Raw data =>
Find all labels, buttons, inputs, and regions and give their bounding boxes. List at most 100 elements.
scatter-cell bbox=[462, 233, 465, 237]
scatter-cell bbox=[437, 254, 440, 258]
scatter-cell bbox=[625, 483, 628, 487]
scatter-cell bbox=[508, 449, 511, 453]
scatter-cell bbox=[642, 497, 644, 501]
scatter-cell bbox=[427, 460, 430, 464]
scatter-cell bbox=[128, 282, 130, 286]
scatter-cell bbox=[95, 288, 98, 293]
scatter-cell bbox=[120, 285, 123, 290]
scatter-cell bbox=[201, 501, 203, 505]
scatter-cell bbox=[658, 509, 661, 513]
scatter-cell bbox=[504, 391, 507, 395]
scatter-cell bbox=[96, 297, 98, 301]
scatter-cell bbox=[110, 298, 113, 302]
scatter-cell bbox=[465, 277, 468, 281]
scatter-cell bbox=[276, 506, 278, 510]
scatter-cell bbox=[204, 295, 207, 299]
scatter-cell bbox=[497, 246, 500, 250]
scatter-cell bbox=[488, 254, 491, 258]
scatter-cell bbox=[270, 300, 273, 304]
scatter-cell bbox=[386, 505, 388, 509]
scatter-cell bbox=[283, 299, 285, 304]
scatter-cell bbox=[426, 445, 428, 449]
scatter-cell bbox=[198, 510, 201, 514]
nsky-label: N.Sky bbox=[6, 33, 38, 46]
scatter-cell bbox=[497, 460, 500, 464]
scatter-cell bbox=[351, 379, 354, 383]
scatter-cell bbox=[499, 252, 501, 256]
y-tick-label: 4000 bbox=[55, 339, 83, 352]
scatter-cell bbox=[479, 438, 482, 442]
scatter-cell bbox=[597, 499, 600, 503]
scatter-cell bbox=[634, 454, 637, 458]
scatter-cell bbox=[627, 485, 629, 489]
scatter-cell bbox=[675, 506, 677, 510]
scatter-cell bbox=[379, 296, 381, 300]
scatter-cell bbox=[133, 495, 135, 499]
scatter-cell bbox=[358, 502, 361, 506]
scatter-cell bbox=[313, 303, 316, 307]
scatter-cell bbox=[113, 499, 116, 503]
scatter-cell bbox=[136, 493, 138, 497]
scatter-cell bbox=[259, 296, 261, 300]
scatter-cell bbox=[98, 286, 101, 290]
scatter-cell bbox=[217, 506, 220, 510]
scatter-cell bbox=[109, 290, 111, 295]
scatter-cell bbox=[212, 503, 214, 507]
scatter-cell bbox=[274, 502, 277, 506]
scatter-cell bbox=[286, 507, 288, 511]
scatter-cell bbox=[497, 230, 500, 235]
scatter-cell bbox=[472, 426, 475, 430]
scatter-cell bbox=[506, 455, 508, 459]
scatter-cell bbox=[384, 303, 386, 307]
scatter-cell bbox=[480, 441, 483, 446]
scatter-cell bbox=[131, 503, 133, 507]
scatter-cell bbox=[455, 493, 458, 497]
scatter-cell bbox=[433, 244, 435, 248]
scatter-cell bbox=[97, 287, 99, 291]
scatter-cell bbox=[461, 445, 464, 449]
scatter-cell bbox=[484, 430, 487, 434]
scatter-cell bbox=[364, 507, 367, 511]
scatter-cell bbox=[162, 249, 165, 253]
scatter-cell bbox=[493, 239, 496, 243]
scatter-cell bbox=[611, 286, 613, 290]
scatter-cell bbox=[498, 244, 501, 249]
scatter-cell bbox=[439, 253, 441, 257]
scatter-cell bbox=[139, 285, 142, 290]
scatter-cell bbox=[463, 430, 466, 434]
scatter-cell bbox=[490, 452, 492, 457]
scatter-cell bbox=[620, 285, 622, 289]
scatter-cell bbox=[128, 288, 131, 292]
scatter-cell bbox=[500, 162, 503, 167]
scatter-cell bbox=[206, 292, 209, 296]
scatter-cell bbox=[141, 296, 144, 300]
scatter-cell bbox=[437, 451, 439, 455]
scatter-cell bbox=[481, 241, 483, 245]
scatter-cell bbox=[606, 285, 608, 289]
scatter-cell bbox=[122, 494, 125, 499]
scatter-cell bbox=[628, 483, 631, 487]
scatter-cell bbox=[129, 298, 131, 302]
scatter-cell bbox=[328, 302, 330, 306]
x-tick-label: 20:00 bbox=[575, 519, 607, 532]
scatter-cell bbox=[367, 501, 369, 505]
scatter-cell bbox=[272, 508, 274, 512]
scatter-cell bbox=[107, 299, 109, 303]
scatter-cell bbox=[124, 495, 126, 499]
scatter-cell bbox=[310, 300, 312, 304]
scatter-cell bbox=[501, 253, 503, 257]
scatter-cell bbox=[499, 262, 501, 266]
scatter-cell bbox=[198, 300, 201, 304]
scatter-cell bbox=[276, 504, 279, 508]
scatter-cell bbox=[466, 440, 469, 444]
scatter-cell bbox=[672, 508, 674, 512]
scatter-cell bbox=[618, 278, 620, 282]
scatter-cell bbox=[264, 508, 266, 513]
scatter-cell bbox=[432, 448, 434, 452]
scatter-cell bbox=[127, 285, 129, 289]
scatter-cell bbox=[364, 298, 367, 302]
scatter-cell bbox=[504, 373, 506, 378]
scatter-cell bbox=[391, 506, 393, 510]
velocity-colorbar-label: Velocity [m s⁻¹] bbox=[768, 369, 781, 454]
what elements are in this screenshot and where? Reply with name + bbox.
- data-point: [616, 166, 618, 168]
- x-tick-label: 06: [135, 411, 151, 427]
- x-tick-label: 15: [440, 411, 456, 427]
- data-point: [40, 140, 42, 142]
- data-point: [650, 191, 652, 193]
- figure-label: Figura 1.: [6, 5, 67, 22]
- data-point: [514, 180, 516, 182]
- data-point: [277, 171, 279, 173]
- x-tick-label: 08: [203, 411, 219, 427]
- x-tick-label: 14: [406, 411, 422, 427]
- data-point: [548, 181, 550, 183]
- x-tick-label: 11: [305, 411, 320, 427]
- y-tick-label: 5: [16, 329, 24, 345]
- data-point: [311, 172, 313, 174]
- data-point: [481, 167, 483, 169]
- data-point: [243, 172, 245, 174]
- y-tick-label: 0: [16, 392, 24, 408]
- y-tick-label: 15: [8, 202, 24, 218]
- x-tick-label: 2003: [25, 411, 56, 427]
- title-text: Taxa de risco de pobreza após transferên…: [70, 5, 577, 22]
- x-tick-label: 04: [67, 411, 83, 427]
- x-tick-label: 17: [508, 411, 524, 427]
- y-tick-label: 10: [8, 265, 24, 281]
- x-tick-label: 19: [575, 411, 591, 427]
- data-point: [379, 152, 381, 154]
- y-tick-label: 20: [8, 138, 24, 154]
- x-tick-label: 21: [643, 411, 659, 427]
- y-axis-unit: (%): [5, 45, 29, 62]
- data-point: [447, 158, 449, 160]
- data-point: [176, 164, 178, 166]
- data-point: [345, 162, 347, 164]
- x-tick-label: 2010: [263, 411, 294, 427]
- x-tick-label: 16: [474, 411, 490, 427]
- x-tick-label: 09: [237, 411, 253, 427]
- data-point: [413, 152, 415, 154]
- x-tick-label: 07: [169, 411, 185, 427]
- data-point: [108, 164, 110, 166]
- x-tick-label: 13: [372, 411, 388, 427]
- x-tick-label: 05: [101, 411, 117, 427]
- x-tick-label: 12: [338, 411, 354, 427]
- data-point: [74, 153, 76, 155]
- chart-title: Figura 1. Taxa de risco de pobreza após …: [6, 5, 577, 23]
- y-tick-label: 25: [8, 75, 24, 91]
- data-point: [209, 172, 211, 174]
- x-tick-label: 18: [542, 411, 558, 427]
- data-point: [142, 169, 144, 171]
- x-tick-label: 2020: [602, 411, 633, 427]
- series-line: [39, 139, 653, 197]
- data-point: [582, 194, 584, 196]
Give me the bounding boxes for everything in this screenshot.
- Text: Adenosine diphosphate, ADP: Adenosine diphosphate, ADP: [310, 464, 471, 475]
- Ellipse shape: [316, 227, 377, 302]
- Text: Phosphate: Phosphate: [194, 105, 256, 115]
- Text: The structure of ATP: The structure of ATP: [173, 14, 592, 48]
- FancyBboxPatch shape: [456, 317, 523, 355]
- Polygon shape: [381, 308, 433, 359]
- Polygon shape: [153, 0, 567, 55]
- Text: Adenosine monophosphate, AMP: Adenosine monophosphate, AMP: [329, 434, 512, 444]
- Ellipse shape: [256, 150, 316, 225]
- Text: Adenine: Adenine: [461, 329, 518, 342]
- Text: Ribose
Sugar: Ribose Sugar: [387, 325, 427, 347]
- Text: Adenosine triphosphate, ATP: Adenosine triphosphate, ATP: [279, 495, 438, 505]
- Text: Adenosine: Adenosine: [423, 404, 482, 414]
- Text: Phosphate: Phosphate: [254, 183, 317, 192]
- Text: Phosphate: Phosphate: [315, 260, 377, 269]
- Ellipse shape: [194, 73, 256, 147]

Exercise objective => Rewrite the records from their start through the line with "scatter-cell bbox=[597, 499, 600, 503]", with "buttons" swapped for "icons" and nothing else changed.

Full response =>
Find all labels, icons, inputs, and regions and give their bounding boxes. List at most 100 elements.
scatter-cell bbox=[462, 233, 465, 237]
scatter-cell bbox=[437, 254, 440, 258]
scatter-cell bbox=[625, 483, 628, 487]
scatter-cell bbox=[508, 449, 511, 453]
scatter-cell bbox=[642, 497, 644, 501]
scatter-cell bbox=[427, 460, 430, 464]
scatter-cell bbox=[128, 282, 130, 286]
scatter-cell bbox=[95, 288, 98, 293]
scatter-cell bbox=[120, 285, 123, 290]
scatter-cell bbox=[201, 501, 203, 505]
scatter-cell bbox=[658, 509, 661, 513]
scatter-cell bbox=[504, 391, 507, 395]
scatter-cell bbox=[96, 297, 98, 301]
scatter-cell bbox=[110, 298, 113, 302]
scatter-cell bbox=[465, 277, 468, 281]
scatter-cell bbox=[276, 506, 278, 510]
scatter-cell bbox=[204, 295, 207, 299]
scatter-cell bbox=[497, 246, 500, 250]
scatter-cell bbox=[488, 254, 491, 258]
scatter-cell bbox=[270, 300, 273, 304]
scatter-cell bbox=[386, 505, 388, 509]
scatter-cell bbox=[283, 299, 285, 304]
scatter-cell bbox=[426, 445, 428, 449]
scatter-cell bbox=[198, 510, 201, 514]
nsky-label: N.Sky bbox=[6, 33, 38, 46]
scatter-cell bbox=[497, 460, 500, 464]
scatter-cell bbox=[351, 379, 354, 383]
scatter-cell bbox=[499, 252, 501, 256]
y-tick-label: 4000 bbox=[55, 339, 83, 352]
scatter-cell bbox=[479, 438, 482, 442]
scatter-cell bbox=[597, 499, 600, 503]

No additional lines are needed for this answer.